[START]

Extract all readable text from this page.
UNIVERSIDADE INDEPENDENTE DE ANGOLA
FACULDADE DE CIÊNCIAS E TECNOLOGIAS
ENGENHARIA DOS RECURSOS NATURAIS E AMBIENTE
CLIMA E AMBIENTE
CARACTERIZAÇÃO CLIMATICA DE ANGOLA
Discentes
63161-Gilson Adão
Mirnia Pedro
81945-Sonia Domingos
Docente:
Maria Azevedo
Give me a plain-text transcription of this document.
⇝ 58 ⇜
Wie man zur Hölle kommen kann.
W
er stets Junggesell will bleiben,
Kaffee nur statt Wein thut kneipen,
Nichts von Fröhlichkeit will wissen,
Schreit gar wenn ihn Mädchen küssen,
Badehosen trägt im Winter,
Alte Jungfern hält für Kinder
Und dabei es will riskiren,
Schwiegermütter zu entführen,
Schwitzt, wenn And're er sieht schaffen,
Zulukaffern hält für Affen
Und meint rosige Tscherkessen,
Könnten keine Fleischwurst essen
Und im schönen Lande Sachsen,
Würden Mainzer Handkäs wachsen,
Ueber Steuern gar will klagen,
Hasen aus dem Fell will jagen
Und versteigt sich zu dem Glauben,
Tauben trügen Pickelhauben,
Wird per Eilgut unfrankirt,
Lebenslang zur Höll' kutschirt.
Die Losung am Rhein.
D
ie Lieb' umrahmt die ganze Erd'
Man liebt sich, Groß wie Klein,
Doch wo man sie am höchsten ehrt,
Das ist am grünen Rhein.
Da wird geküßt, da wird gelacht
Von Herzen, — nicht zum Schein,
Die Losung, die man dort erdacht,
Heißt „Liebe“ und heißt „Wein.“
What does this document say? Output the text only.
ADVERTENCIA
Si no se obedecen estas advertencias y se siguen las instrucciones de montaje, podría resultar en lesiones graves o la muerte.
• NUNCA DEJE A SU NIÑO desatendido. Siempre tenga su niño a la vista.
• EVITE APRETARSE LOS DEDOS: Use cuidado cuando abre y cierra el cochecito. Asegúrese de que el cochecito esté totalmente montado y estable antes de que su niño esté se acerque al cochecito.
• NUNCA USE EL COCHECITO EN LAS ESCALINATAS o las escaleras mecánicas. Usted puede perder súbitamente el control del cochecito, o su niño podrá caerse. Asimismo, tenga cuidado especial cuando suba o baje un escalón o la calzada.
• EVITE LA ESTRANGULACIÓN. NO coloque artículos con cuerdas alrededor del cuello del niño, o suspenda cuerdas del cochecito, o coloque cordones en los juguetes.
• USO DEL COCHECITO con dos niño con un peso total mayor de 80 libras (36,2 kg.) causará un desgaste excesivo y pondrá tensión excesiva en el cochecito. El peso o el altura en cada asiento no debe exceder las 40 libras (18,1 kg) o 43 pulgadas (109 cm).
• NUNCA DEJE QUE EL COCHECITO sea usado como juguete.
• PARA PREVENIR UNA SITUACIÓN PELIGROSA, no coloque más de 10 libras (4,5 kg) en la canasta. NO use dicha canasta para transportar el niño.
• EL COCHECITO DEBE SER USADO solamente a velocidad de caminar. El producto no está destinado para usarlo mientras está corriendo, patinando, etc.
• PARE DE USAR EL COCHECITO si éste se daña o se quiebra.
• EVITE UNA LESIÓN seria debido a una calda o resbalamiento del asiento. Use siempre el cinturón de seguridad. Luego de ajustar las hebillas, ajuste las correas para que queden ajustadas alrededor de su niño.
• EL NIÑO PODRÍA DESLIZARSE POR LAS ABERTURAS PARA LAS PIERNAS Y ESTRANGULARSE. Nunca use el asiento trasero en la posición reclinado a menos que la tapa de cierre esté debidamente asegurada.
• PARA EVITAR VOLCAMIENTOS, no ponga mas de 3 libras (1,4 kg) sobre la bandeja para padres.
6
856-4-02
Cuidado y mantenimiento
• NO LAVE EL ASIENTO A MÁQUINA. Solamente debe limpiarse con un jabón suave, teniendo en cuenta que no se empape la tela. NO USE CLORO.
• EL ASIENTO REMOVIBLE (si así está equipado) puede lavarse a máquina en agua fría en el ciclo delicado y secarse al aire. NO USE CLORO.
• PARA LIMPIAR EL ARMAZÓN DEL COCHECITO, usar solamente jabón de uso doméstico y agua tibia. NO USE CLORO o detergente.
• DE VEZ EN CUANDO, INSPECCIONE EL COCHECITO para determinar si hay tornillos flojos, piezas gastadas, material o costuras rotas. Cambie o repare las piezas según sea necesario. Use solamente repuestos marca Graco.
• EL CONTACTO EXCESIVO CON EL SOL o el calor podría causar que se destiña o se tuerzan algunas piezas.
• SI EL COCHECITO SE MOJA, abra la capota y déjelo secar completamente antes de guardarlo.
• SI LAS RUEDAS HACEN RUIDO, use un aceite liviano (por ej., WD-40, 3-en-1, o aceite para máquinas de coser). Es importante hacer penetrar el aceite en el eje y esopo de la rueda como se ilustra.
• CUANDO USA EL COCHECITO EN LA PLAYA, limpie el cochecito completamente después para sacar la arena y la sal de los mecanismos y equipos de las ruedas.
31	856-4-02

[END]

§ **What is asked**:
Whichever lines contain the string "will", select and copy them.

§ **Exercise response**:
er stets Junggesell will bleiben,
Nichts von Fröhlichkeit will wissen,
Und dabei es will riskiren,
Ueber Steuern gar will klagen,
Hasen aus dem Fell will jagen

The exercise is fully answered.